- Dataset rows

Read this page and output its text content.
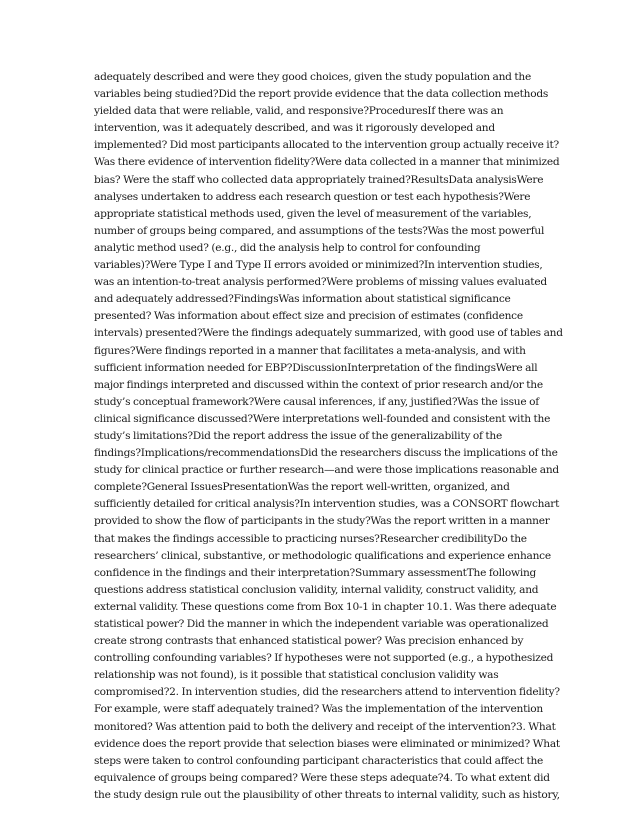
adequately described and were they good choices, given the study population and the
variables being studied?Did the report provide evidence that the data collection methods
yielded data that were reliable, valid, and responsive?ProceduresIf there was an
intervention, was it adequately described, and was it rigorously developed and
implemented? Did most participants allocated to the intervention group actually receive it?
Was there evidence of intervention fidelity?Were data collected in a manner that minimized
bias? Were the staff who collected data appropriately trained?ResultsData analysisWere
analyses undertaken to address each research question or test each hypothesis?Were
appropriate statistical methods used, given the level of measurement of the variables,
number of groups being compared, and assumptions of the tests?Was the most powerful
analytic method used? (e.g., did the analysis help to control for confounding
variables)?Were Type I and Type II errors avoided or minimized?In intervention studies,
was an intention-to-treat analysis performed?Were problems of missing values evaluated
and adequately addressed?FindingsWas information about statistical significance
presented? Was information about effect size and precision of estimates (confidence
intervals) presented?Were the findings adequately summarized, with good use of tables and
figures?Were findings reported in a manner that facilitates a meta-analysis, and with
sufficient information needed for EBP?DiscussionInterpretation of the findingsWere all
major findings interpreted and discussed within the context of prior research and/or the
study’s conceptual framework?Were causal inferences, if any, justified?Was the issue of
clinical significance discussed?Were interpretations well-founded and consistent with the
study’s limitations?Did the report address the issue of the generalizability of the
findings?Implications/recommendationsDid the researchers discuss the implications of the
study for clinical practice or further research—and were those implications reasonable and
complete?General IssuesPresentationWas the report well-written, organized, and
sufficiently detailed for critical analysis?In intervention studies, was a CONSORT flowchart
provided to show the flow of participants in the study?Was the report written in a manner
that makes the findings accessible to practicing nurses?Researcher credibilityDo the
researchers’ clinical, substantive, or methodologic qualifications and experience enhance
confidence in the findings and their interpretation?Summary assessmentThe following
questions address statistical conclusion validity, internal validity, construct validity, and
external validity. These questions come from Box 10-1 in chapter 10.1. Was there adequate
statistical power? Did the manner in which the independent variable was operationalized
create strong contrasts that enhanced statistical power? Was precision enhanced by
controlling confounding variables? If hypotheses were not supported (e.g., a hypothesized
relationship was not found), is it possible that statistical conclusion validity was
compromised?2. In intervention studies, did the researchers attend to intervention fidelity?
For example, were staff adequately trained? Was the implementation of the intervention
monitored? Was attention paid to both the delivery and receipt of the intervention?3. What
evidence does the report provide that selection biases were eliminated or minimized? What
steps were taken to control confounding participant characteristics that could affect the
equivalence of groups being compared? Were these steps adequate?4. To what extent did
the study design rule out the plausibility of other threats to internal validity, such as history,
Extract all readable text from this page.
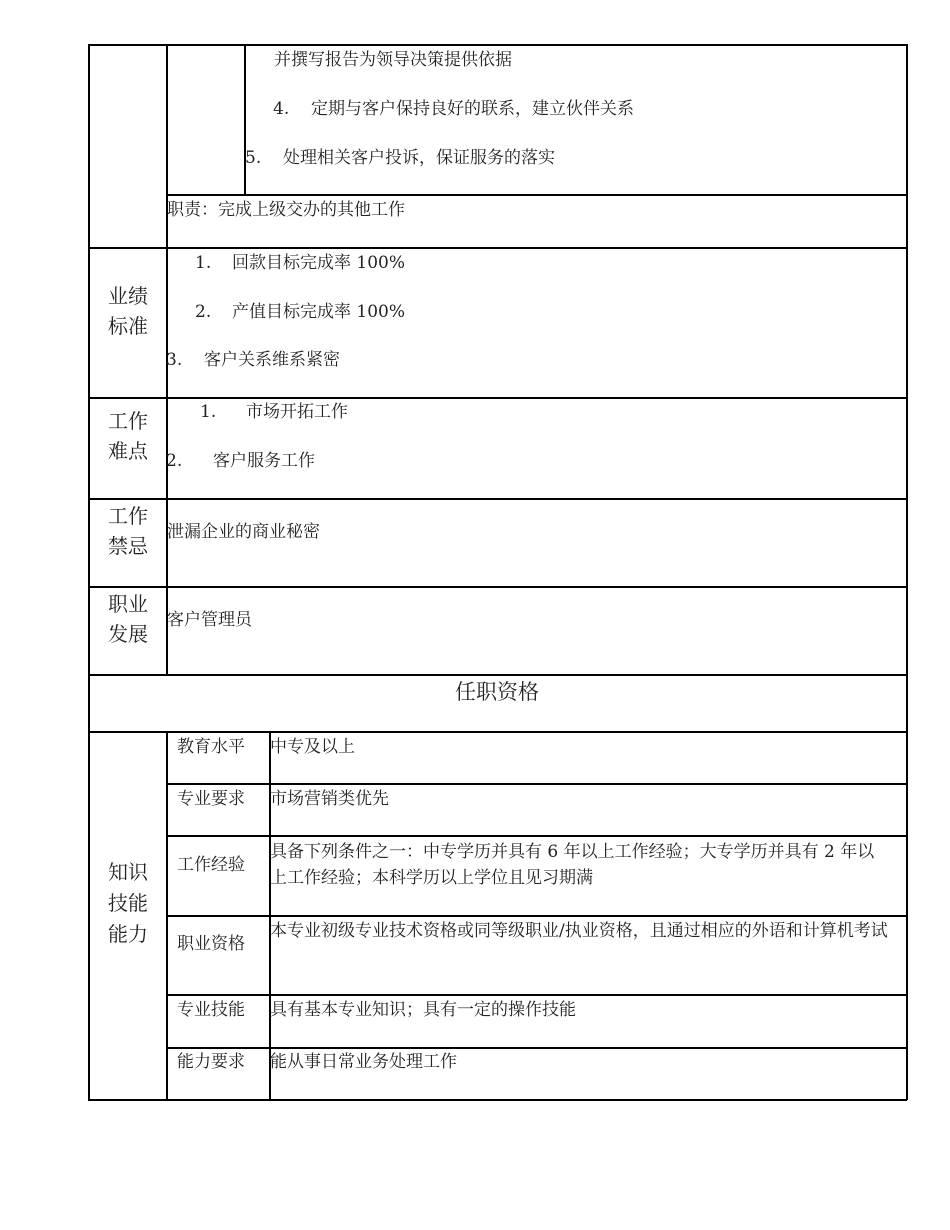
并撰写报告为领导决策提供依据
4. 定期与客户保持良好的联系，建立伙伴关系
5. 处理相关客户投诉，保证服务的落实
职责：完成上级交办的其他工作
业绩
标准
1. 回款目标完成率 100%
2. 产值目标完成率 100%
3. 客户关系维系紧密
工作
难点
1. 市场开拓工作
2. 客户服务工作
工作
禁忌
泄漏企业的商业秘密
职业
发展
客户管理员
任职资格
知识
技能
能力
教育水平 中专及以上
专业要求 市场营销类优先
工作经验
具备下列条件之一：中专学历并具有 6 年以上工作经验；大专学历并具有 2 年以上工作经验；本科学历以上学位且见习期满
职业资格
本专业初级专业技术资格或同等级职业/执业资格，且通过相应的外语和计算机考试
专业技能 具有基本专业知识；具有一定的操作技能
能力要求 能从事日常业务处理工作
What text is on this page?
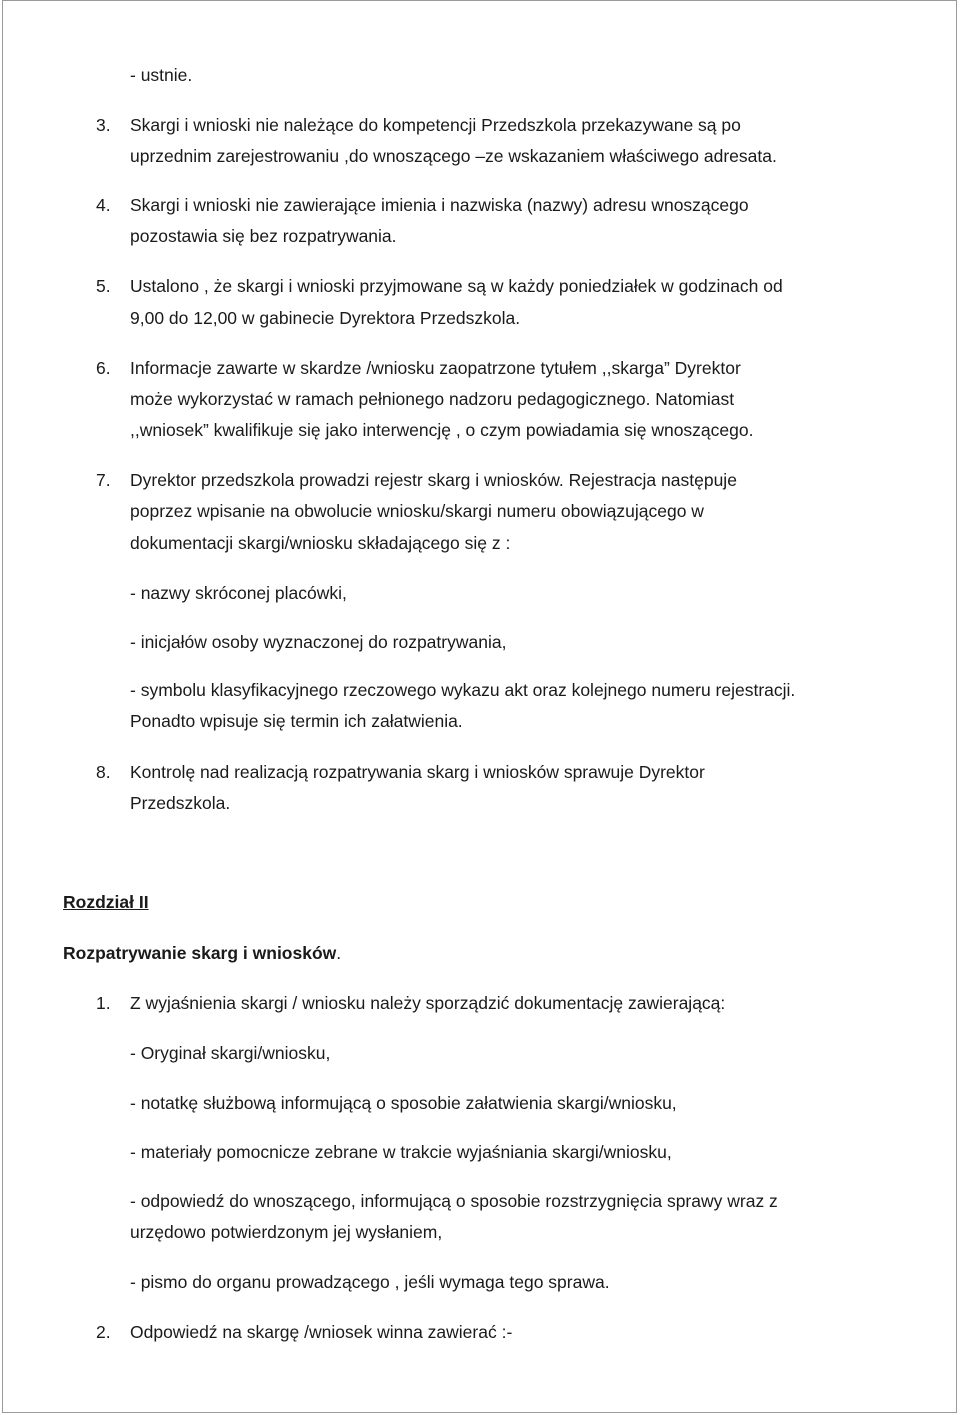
- ustnie.
3.	Skargi i wnioski nie należące do kompetencji Przedszkola przekazywane są po
uprzednim zarejestrowaniu ,do wnoszącego –ze wskazaniem właściwego adresata.
4.	Skargi i wnioski nie zawierające imienia i nazwiska (nazwy) adresu wnoszącego
pozostawia się bez rozpatrywania.
5.	Ustalono , że skargi i wnioski przyjmowane są w każdy poniedziałek w godzinach od
9,00 do 12,00 w gabinecie Dyrektora Przedszkola.
6.	Informacje zawarte w skardze /wniosku zaopatrzone tytułem ,,skarga” Dyrektor
może wykorzystać w ramach pełnionego nadzoru pedagogicznego. Natomiast
,,wniosek” kwalifikuje się jako interwencję , o czym powiadamia się wnoszącego.
7.	Dyrektor przedszkola prowadzi rejestr skarg i wniosków. Rejestracja następuje
poprzez wpisanie na obwolucie wniosku/skargi numeru obowiązującego w
dokumentacji skargi/wniosku składającego się z :
- nazwy skróconej placówki,
- inicjałów osoby wyznaczonej do rozpatrywania,
- symbolu klasyfikacyjnego rzeczowego wykazu akt oraz kolejnego numeru rejestracji.
Ponadto wpisuje się termin ich załatwienia.
8.	Kontrolę nad realizacją rozpatrywania skarg i wniosków sprawuje Dyrektor
Przedszkola.
Rozdział II
Rozpatrywanie skarg i wniosków.
1.	Z wyjaśnienia skargi / wniosku należy sporządzić dokumentację zawierającą:
- Oryginał skargi/wniosku,
- notatkę służbową informującą o sposobie załatwienia skargi/wniosku,
- materiały pomocnicze zebrane w trakcie wyjaśniania skargi/wniosku,
- odpowiedź do wnoszącego, informującą o sposobie rozstrzygnięcia sprawy wraz z
urzędowo potwierdzonym jej wysłaniem,
- pismo do organu prowadzącego , jeśli wymaga tego sprawa.
2.	Odpowiedź na skargę /wniosek winna zawierać :-
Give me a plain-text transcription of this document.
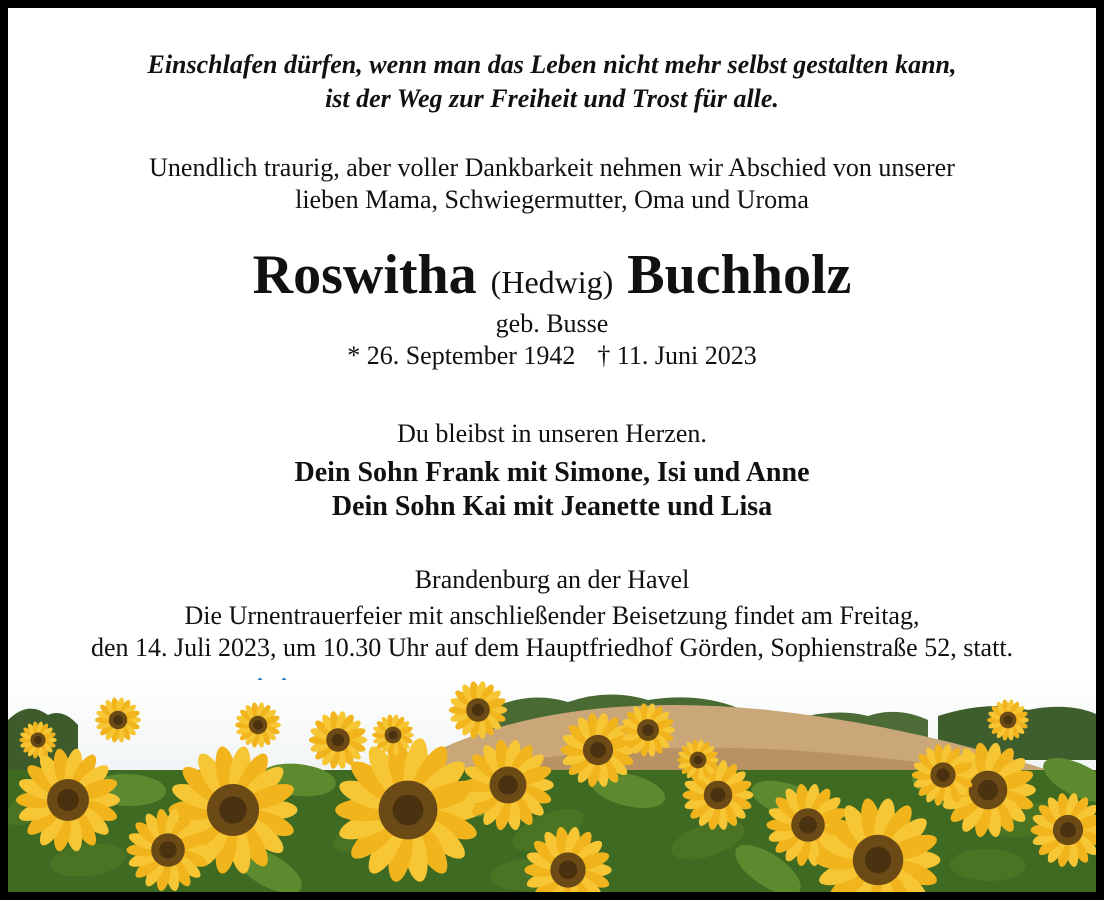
Einschlafen dürfen, wenn man das Leben nicht mehr selbst gestalten kann,
ist der Weg zur Freiheit und Trost für alle.
Unendlich traurig, aber voller Dankbarkeit nehmen wir Abschied von unserer
lieben Mama, Schwiegermutter, Oma und Uroma
Roswitha (Hedwig) Buchholz
geb. Busse
* 26. September 1942 † 11. Juni 2023
Du bleibst in unseren Herzen.
Dein Sohn Frank mit Simone, Isi und Anne
Dein Sohn Kai mit Jeanette und Lisa
Brandenburg an der Havel
Die Urnentrauerfeier mit anschließender Beisetzung findet am Freitag,
den 14. Juli 2023, um 10.30 Uhr auf dem Hauptfriedhof Görden, Sophienstraße 52, statt.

- Exercise brief
Extract every line containing the string "evidence" from the data above.

- Response below
variables being studied?Did the report provide evidence that the data collection methods
Was there evidence of intervention fidelity?Were data collected in a manner that minimized
evidence does the report provide that selection biases were eliminated or minimized? What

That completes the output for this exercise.